▸ Text excerpt:
* * * *
Osem Investments Ltd. () is one of the largest food manufacturers and distributors in Israel. The group is owned (100%) by Nestlé S.A. of Switzerland.

Before it was acquired by Nestlé, the company was publicly traded and listed on the Tel Aviv Stock Exchange. It was a constituent of the TA-25 Index.

History

In 1942, Eugen Propper and his partner merged  Hadagan with two other factories, Assisit and Itrit,  to create Osem. The name is taken from an ancient Jewish prayer.

In 1946, the company built its first factory in Bnei Brak, producing noodles. Seven years later, in 1953, upon a request by Israel's first prime minister, David Ben-Gurion, the company added its staple "rice-substitute" product ptitim. In 1964, Osem's snack factory was founded in Holon, and the company's main product was created - the peanut butter-flavoured Bamba. In 1970, the company started producing baked food in addition to introducing the Bissli snacks, which come in several flavours such as falafel, mesquite, BBQ, pizza, and onion. Osem also produces soup powders and markets MSG-free versions of its soup mixes under a green label as opposed to the traditional red one.

The company's main factory was built in 1976 in Petah Tikva, in which the company's administration offices, distribution centre, and the sauce factory are now found.

Osem has acquired several smaller food companies and expanded their product lines, such as Froumine, Argal Bakery Shop, and Magdanot HaBait factory (where the cakes production line is found).

Other products manufactured by Osem are Cheerios breakfast cereal and hummus.

In 1995, Osem began to market Nestlé's products such as coffee, chocolate, and breakfast cereals. That year, Nestlé acquired 10% of Osem's shares, followed by an additional 41% in 1997.
* * * *
▸ Material provided:
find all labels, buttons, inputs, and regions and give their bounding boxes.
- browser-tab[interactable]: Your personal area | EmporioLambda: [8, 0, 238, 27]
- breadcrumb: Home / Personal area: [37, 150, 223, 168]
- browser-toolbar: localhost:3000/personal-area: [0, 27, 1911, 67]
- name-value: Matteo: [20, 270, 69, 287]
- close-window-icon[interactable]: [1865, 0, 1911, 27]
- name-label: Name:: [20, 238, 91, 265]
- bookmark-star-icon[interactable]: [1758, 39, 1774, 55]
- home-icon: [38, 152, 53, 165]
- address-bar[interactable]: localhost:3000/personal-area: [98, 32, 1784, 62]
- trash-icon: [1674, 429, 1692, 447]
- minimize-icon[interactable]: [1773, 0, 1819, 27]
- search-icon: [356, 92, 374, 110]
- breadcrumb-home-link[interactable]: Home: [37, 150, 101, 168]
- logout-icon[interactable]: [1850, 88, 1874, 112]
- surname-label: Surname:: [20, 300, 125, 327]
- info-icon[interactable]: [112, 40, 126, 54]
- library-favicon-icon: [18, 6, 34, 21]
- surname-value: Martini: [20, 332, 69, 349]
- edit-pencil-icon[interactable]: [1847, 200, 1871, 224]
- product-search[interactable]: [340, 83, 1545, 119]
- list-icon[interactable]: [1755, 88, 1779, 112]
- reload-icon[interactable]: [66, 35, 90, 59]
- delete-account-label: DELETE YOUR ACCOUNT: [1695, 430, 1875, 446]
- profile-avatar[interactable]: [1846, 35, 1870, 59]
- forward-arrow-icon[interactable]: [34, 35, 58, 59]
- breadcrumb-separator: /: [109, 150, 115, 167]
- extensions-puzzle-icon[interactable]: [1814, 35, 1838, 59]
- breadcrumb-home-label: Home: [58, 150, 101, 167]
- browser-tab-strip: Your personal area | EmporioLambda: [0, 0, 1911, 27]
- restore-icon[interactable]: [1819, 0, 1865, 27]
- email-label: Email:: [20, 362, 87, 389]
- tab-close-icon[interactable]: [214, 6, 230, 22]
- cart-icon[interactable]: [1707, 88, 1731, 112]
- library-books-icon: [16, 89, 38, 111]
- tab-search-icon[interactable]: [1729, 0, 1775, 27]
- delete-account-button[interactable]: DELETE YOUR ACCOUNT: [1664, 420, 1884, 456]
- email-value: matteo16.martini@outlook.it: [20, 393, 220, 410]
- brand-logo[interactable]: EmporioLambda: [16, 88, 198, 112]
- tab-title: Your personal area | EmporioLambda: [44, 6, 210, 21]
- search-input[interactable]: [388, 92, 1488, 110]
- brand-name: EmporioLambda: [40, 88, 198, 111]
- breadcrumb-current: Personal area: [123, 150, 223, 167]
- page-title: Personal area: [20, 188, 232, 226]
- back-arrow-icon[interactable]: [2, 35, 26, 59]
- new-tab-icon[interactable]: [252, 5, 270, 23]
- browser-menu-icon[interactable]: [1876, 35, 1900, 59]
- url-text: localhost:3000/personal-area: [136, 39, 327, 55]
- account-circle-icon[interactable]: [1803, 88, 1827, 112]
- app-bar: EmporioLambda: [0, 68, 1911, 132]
* * * *
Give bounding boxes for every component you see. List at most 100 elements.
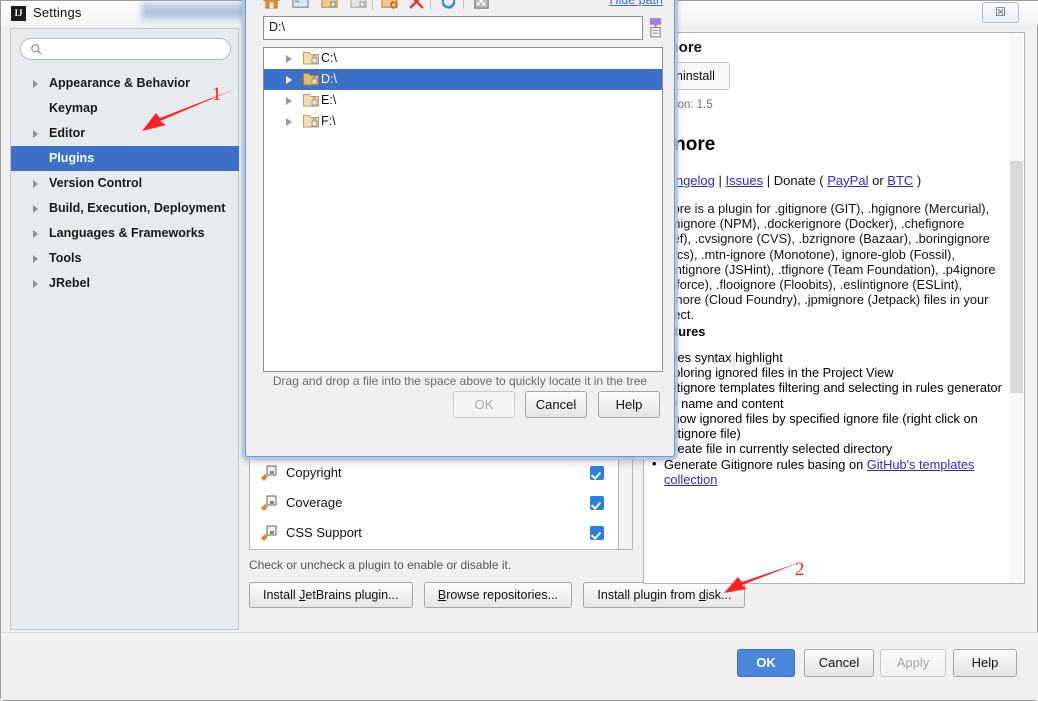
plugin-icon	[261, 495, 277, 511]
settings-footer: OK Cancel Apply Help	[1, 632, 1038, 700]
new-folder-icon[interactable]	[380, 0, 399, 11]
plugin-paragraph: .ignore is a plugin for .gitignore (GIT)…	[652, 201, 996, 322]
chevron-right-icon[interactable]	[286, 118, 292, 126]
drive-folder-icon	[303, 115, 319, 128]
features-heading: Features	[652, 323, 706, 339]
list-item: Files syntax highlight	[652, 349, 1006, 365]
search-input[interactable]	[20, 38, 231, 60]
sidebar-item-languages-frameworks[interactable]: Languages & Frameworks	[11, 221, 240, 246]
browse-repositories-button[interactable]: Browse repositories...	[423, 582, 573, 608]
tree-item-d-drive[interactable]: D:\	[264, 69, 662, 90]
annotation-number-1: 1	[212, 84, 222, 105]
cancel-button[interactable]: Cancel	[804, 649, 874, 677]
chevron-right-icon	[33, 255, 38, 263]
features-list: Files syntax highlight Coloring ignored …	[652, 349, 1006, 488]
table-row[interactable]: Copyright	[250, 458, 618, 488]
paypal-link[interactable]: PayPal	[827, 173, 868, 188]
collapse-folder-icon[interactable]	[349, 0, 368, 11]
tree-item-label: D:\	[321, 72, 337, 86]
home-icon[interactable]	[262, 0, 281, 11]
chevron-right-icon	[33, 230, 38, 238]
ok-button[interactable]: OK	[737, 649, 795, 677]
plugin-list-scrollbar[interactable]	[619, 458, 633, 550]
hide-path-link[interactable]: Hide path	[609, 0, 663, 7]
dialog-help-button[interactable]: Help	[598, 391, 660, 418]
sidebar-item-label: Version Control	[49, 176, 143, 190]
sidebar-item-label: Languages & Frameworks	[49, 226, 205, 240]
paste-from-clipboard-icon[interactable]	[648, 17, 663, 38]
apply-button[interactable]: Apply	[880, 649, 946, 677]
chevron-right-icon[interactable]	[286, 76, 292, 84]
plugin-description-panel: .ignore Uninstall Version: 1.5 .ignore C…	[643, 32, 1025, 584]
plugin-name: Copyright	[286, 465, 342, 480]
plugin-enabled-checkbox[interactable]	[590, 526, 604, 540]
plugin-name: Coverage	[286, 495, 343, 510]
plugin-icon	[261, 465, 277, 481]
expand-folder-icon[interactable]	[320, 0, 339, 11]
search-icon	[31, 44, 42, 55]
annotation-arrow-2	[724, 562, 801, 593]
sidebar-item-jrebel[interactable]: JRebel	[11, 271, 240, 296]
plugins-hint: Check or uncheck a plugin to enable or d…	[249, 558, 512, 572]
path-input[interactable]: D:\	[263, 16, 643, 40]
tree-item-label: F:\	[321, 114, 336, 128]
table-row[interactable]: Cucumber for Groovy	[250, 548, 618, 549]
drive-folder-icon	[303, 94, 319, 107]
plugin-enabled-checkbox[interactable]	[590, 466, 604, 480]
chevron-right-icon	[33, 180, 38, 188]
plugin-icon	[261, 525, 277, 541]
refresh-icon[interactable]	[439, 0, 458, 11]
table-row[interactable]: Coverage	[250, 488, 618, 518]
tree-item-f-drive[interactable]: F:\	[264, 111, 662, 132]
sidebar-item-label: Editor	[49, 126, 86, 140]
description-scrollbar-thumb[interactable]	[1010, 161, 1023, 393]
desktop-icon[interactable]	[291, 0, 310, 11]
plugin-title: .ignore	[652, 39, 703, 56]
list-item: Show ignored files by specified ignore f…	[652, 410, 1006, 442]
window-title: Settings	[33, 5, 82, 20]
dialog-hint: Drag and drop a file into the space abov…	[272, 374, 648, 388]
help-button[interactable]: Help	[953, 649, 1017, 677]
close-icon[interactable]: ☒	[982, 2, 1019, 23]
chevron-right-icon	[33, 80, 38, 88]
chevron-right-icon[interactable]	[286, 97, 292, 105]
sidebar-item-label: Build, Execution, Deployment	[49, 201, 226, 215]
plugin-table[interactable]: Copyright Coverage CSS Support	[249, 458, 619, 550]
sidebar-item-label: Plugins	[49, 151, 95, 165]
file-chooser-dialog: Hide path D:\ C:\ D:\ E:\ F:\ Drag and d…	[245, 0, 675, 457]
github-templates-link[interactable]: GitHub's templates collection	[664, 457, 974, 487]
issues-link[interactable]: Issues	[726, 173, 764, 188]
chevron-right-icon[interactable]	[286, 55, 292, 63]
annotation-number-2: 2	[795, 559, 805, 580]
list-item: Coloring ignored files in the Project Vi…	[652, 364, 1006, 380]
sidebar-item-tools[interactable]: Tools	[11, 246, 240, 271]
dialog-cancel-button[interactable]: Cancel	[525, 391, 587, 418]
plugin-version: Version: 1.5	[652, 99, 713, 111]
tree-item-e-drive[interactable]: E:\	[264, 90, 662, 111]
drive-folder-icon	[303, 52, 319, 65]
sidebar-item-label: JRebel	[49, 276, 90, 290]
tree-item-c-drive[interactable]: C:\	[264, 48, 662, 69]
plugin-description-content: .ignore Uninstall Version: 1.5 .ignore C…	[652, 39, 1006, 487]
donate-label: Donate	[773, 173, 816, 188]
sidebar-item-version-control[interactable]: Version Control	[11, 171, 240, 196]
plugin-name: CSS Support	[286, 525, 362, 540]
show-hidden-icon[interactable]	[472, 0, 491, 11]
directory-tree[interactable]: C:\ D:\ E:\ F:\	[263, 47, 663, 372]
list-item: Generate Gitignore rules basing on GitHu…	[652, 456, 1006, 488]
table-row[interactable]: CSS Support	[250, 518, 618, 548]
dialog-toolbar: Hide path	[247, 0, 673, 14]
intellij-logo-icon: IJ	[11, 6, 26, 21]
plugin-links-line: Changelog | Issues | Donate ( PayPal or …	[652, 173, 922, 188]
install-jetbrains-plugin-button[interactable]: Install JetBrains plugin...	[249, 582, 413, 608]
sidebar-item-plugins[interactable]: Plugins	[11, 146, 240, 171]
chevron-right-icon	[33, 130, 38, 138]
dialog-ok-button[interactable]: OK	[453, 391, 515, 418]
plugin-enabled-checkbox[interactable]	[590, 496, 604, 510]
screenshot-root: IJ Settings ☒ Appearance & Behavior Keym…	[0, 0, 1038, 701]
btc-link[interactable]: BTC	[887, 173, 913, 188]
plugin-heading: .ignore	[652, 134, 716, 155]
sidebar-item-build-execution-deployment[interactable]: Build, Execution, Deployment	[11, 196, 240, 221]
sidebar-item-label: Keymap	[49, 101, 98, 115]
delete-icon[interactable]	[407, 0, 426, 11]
* * * *
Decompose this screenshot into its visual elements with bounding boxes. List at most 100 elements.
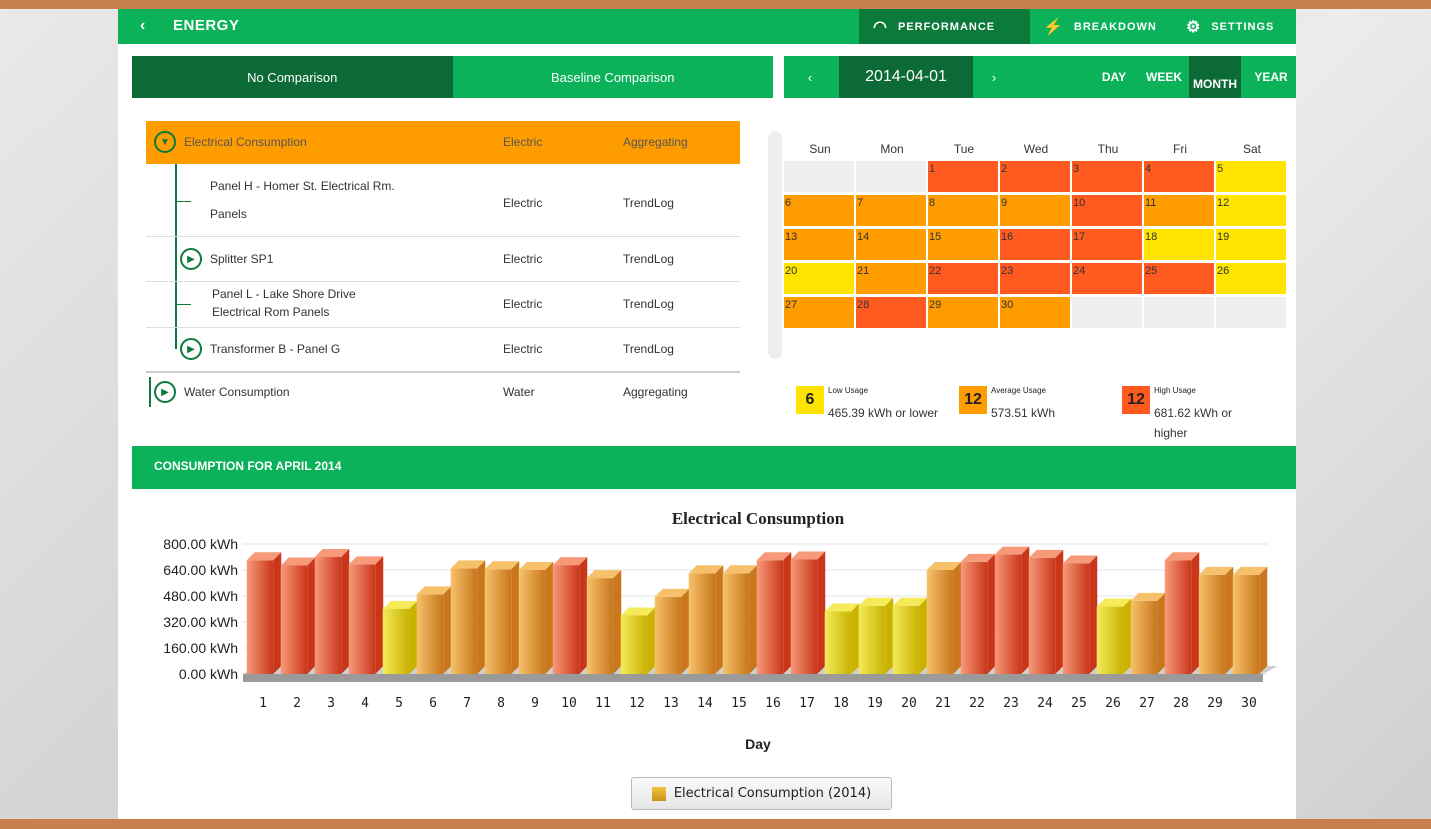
* * * *
▸ To do:
1. Reproduce the Osem company history word for word, from "Osem Investments Ltd." up to and including "ancient Jewish prayer.".
2. Name every Bissli flavor mentioned in the Osem text.
3. Write the next part of the Osem company history, picking up after its final sentence.
The material has no connection to the Osem text.

▸ The results:
1.
Osem Investments Ltd. () is one of the largest food manufacturers and distributors in Israel. The group is owned (100%) by Nestlé S.A. of Switzerland.

Before it was acquired by Nestlé, the company was publicly traded and listed on the Tel Aviv Stock Exchange. It was a constituent of the TA-25 Index.

History

In 1942, Eugen Propper and his partner merged  Hadagan with two other factories, Assisit and Itrit,  to create Osem. The name is taken from an ancient Jewish prayer.

2. falafel, mesquite, BBQ, pizza, onion

3.
All Osem products produced in Israel are produced under the kosher supervision of the Chief Rabbinate of Israel, and many are certified by the Edah HaChareidis.

Production facilities and subsidiaries

The company, formerly known as Osem Ltd, holds a number of subsidiaries which make up the Osem Group. The company's subsidiaries include Sabra Salads, Tivall, Of Tov, Nestlé Ice Creams, Beit Hashita, Asamim, Nestlé-Purina, Materna Ltd. (51%), and Foodtec. In 2008, the company bought Tribe Mediterranean Foods Ltd., a Mediterranean food producer and distributor based in the United States. The group produces approximately 2,000 different products, divided into four main categories: room temperature food - snacks and pastries, room temperature food - other, chilled food, and frozen food.

The group operates 10 different production facilities in Israel, and distributes its produce through its distribution centers. In 2007, the group completed the construction of a nationwide distribution and logistics center. In addition, the group exports its produce to Europe and the United States through its overseas subsidiaries: Osem U.K. Ltd. and Osem USA Inc.

References

External links 

  (in English, archived)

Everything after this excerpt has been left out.